◆ Given problem
Reproduce the entries below word for word, starting with the first line and ending with the line that contains "655, 1259, 711]", both included.

◆ Records for this task
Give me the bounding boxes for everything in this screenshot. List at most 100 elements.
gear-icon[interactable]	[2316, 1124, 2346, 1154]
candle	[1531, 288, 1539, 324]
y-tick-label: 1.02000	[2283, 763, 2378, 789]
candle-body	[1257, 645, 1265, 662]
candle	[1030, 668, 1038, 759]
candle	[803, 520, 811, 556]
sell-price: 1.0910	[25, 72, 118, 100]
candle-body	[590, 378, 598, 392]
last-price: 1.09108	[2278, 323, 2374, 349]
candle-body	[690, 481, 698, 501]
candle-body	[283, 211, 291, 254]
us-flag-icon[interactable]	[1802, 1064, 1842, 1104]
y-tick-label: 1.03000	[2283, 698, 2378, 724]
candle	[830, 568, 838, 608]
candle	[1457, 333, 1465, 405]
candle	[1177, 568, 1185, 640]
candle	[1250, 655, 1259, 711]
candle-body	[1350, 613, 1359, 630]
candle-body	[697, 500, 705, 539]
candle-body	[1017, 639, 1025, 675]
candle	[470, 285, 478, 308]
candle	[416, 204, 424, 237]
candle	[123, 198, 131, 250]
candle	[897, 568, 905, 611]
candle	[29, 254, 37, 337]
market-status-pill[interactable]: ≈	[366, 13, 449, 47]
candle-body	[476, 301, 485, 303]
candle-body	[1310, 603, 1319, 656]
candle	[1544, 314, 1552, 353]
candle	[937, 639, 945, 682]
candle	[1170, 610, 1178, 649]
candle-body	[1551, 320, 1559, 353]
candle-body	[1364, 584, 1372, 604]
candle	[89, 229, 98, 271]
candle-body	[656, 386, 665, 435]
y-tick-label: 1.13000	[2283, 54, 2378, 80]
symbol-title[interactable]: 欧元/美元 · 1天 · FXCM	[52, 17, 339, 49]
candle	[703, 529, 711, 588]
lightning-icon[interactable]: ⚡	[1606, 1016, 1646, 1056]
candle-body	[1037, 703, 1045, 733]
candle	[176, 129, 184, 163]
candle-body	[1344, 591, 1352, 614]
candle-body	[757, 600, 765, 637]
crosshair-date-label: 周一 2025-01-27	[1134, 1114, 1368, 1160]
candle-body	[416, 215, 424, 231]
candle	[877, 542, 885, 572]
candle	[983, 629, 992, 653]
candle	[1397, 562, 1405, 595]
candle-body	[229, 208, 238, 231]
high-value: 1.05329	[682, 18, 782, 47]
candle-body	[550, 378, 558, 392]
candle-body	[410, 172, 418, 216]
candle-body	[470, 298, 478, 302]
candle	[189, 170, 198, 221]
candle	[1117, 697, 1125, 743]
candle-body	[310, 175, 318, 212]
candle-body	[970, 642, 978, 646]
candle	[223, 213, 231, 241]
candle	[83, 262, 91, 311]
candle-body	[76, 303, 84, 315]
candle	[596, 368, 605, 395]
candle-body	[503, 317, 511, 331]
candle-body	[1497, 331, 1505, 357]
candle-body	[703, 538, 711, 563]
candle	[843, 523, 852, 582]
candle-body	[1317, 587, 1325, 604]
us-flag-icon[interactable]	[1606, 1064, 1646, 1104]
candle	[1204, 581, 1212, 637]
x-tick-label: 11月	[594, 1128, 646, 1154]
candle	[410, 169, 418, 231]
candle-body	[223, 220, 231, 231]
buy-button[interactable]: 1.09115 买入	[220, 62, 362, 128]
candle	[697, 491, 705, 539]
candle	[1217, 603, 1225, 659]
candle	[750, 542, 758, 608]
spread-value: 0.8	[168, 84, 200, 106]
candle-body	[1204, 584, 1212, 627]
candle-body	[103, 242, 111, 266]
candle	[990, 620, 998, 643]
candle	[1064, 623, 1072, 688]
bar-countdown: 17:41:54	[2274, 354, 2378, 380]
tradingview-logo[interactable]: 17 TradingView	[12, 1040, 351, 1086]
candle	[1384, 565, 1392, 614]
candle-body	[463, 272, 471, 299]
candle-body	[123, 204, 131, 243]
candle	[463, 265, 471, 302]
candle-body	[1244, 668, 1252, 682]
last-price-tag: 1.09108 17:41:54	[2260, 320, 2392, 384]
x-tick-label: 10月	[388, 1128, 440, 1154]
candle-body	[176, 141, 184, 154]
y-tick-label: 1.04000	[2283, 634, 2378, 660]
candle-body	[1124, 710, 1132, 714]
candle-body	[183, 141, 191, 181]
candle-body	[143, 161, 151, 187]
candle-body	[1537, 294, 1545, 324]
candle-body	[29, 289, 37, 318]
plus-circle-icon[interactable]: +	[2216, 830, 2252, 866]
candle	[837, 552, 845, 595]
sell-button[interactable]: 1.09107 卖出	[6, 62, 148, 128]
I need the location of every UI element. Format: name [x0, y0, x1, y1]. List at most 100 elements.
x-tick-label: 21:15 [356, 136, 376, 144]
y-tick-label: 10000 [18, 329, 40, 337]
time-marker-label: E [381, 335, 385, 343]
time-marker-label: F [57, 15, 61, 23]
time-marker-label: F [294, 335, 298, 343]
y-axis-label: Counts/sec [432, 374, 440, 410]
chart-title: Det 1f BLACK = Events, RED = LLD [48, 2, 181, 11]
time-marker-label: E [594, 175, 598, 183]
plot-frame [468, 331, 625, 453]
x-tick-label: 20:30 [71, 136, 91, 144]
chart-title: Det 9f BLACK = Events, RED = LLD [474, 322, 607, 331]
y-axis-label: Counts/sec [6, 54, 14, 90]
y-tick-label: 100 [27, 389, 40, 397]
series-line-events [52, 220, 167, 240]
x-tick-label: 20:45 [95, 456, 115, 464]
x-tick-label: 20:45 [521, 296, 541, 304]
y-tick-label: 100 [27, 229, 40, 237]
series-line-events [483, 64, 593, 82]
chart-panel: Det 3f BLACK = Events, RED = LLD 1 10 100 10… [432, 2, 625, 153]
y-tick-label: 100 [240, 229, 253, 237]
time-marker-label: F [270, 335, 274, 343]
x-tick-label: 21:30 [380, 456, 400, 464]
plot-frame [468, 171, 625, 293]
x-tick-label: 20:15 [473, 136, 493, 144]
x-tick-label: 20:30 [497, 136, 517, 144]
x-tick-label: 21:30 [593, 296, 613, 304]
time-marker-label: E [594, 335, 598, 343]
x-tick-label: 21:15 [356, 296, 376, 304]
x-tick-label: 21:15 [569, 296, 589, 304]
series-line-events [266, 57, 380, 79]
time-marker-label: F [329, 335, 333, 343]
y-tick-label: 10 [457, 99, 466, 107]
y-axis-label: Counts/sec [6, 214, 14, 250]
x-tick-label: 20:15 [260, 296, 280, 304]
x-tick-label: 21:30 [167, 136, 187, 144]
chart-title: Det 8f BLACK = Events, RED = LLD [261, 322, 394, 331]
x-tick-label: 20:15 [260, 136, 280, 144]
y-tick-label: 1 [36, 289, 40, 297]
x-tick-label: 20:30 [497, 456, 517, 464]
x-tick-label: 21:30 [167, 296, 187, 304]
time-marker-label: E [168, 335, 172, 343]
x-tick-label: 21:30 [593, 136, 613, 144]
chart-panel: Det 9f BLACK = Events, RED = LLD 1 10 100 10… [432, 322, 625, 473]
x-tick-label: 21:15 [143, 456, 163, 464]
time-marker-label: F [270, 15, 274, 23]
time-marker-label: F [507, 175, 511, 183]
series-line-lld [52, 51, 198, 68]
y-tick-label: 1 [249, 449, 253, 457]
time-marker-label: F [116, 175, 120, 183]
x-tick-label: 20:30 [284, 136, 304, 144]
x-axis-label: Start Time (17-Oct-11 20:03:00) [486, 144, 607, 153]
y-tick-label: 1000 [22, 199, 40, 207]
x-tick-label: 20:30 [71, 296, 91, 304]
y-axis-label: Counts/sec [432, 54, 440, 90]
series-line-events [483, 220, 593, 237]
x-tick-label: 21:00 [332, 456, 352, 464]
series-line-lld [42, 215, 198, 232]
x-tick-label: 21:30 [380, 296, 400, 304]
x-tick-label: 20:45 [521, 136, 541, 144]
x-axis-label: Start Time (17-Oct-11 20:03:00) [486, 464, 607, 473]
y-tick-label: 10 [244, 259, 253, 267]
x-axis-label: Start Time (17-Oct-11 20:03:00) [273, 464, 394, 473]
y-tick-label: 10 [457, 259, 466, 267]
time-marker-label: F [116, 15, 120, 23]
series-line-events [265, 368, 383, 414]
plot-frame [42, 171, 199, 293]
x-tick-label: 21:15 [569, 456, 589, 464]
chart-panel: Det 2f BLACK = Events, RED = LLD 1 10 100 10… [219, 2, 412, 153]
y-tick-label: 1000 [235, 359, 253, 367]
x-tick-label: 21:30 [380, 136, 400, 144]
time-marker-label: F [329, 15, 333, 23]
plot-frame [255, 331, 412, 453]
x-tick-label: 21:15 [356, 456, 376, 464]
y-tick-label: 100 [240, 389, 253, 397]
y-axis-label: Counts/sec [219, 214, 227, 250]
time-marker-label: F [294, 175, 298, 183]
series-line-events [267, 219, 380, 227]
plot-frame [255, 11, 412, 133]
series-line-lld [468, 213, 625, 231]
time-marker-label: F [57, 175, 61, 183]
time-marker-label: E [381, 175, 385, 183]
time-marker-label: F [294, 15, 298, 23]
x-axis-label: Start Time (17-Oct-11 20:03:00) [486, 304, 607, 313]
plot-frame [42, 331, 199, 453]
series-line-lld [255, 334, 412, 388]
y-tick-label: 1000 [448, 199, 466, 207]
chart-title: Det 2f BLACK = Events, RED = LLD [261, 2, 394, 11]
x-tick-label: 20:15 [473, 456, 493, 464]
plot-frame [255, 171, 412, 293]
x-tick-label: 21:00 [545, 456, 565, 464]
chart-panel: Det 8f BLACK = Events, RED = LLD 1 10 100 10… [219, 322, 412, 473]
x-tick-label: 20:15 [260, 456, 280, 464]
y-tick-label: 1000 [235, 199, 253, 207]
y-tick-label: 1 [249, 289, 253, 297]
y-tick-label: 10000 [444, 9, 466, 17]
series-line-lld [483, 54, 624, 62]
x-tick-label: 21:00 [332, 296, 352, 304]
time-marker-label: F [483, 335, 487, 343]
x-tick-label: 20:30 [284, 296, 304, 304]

◆ Expected output
Give me the bounding boxes for everything in this screenshot. List at most 100 elements.
gear-icon[interactable]	[2316, 1124, 2346, 1154]
candle	[1531, 288, 1539, 324]
y-tick-label: 1.02000	[2283, 763, 2378, 789]
candle-body	[1257, 645, 1265, 662]
candle	[1030, 668, 1038, 759]
candle	[803, 520, 811, 556]
sell-price: 1.0910	[25, 72, 118, 100]
candle-body	[590, 378, 598, 392]
last-price: 1.09108	[2278, 323, 2374, 349]
candle-body	[690, 481, 698, 501]
candle-body	[283, 211, 291, 254]
us-flag-icon[interactable]	[1802, 1064, 1842, 1104]
y-tick-label: 1.03000	[2283, 698, 2378, 724]
candle	[830, 568, 838, 608]
candle	[1457, 333, 1465, 405]
candle	[1177, 568, 1185, 640]
candle	[1250, 655, 1259, 711]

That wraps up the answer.